[Collected data entries]

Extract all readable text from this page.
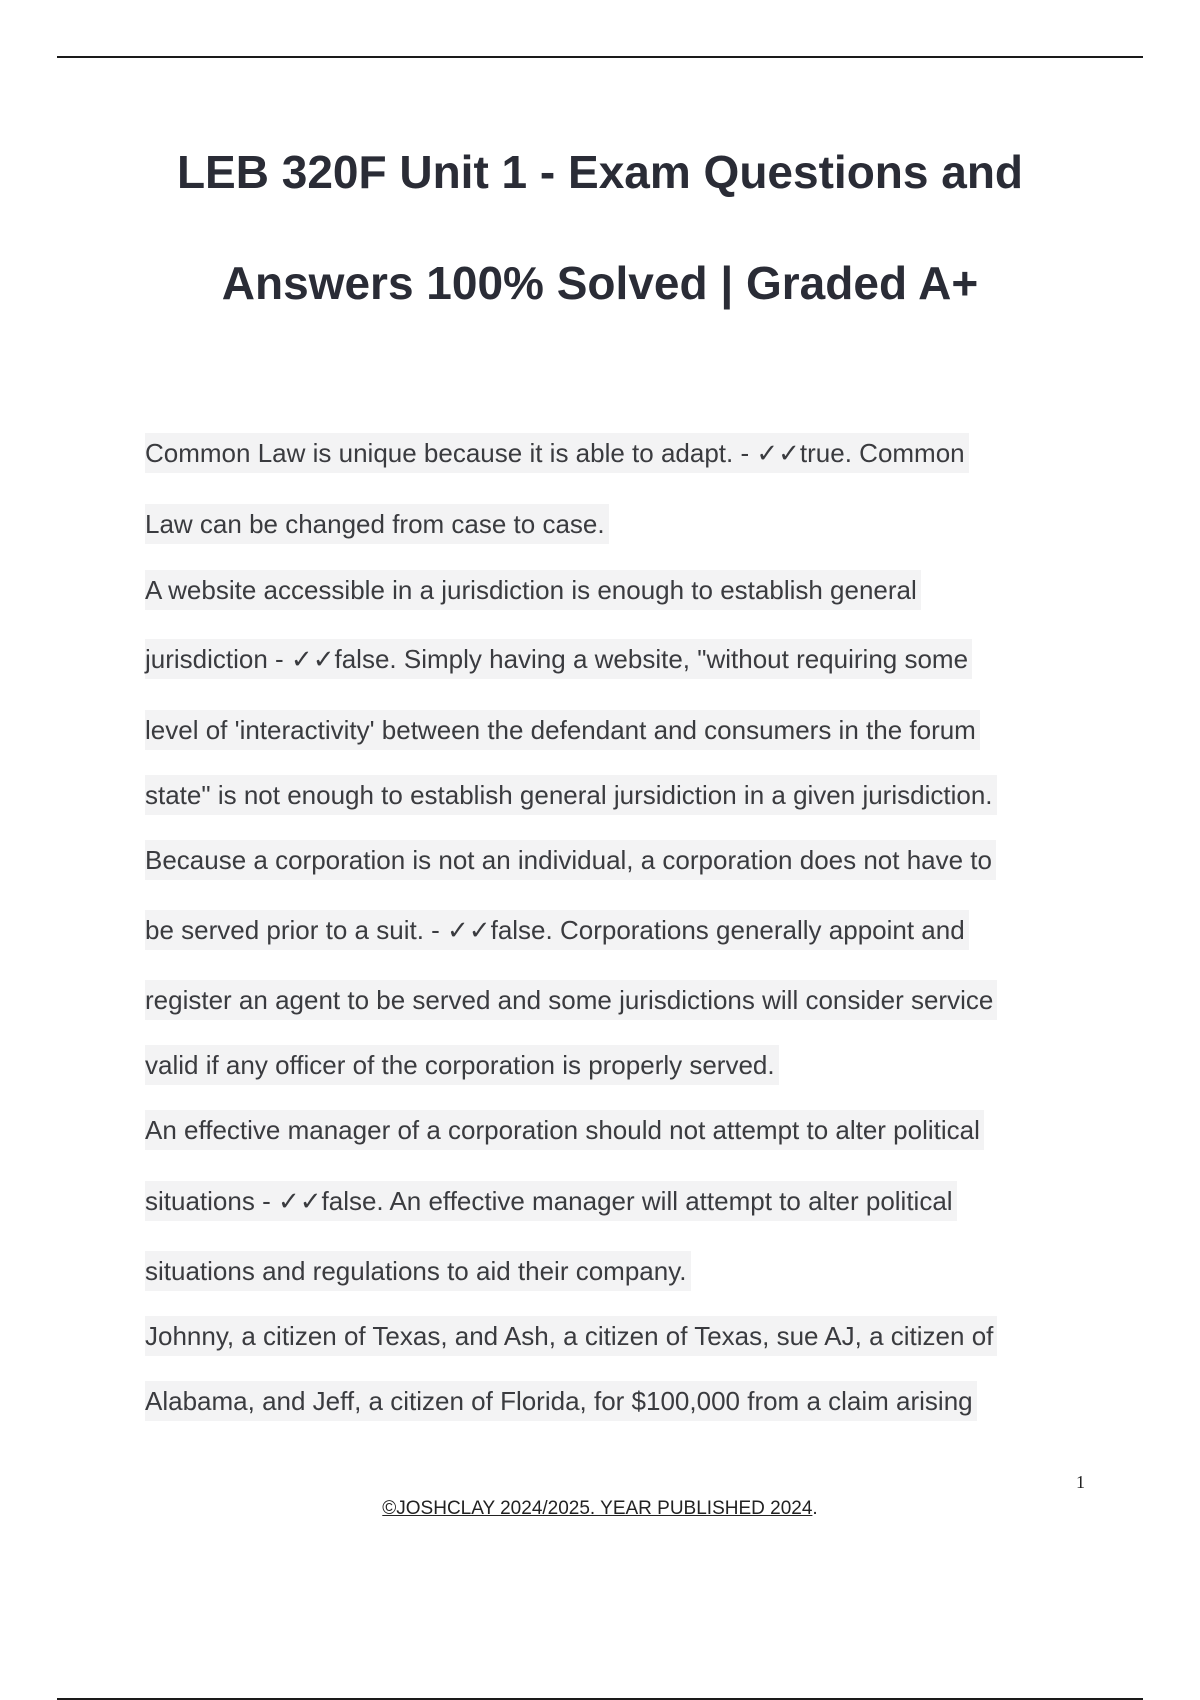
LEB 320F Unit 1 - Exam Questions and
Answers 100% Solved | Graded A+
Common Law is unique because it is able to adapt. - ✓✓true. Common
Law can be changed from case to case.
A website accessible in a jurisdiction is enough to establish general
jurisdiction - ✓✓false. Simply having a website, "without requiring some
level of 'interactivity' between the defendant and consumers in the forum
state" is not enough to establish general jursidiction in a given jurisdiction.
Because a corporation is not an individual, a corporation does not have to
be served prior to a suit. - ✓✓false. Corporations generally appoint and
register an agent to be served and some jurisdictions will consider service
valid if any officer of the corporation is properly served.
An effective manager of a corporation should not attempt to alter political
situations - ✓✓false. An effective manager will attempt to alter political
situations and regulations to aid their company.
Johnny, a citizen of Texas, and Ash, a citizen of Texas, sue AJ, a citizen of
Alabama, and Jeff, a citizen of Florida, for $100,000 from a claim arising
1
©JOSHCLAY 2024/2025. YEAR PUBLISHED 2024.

■ **Job**: Show each line of the listing that holds the string "served".

■ **Output for this exercise**:
be served prior to a suit. - ✓✓false. Corporations generally appoint and
register an agent to be served and some jurisdictions will consider service
valid if any officer of the corporation is properly served.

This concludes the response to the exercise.